## Saved entries
"""

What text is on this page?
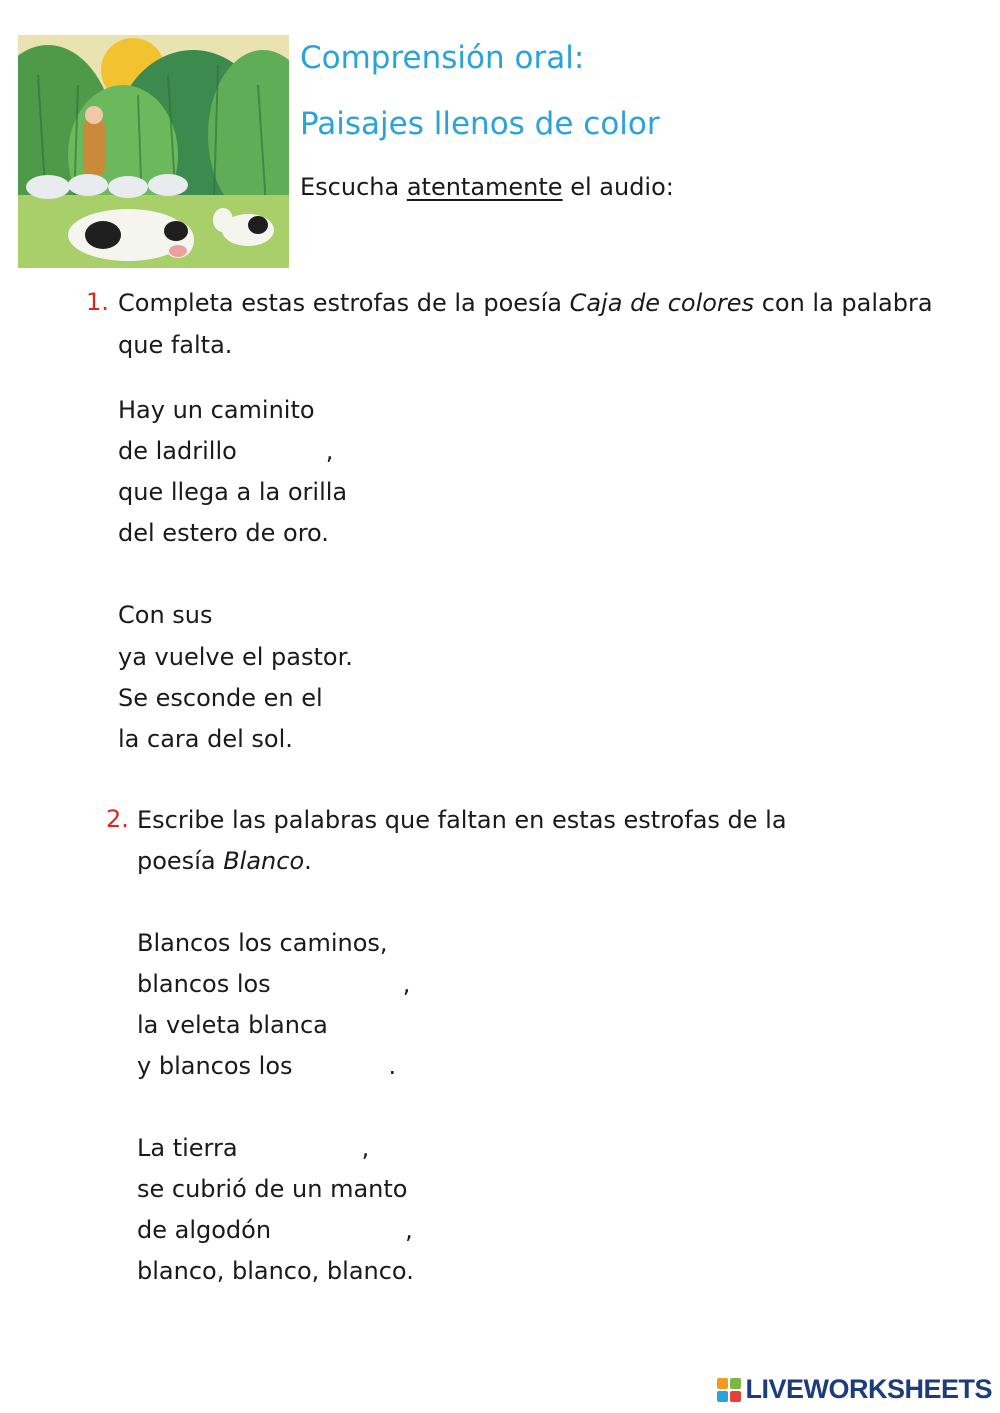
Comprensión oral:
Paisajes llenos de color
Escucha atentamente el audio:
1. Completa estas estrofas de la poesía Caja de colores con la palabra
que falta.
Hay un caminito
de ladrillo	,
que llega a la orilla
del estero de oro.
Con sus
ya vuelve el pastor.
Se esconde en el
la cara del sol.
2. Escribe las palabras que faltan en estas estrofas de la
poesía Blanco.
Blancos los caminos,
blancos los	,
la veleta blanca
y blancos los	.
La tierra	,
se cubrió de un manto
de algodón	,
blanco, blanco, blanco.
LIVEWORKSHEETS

"""

## TASK STATEMENT
Transcribe the listing in full and omit the pictures.

## TASK SOLUTION
What text is on this page?
Comprensión oral:
Paisajes llenos de color
Escucha atentamente el audio:
1. Completa estas estrofas de la poesía Caja de colores con la palabra
que falta.
Hay un caminito
de ladrillo	,
que llega a la orilla
del estero de oro.
Con sus
ya vuelve el pastor.
Se esconde en el
la cara del sol.
2. Escribe las palabras que faltan en estas estrofas de la
poesía Blanco.
Blancos los caminos,
blancos los	,
la veleta blanca
y blancos los	.
La tierra	,
se cubrió de un manto
de algodón	,
blanco, blanco, blanco.
LIVEWORKSHEETS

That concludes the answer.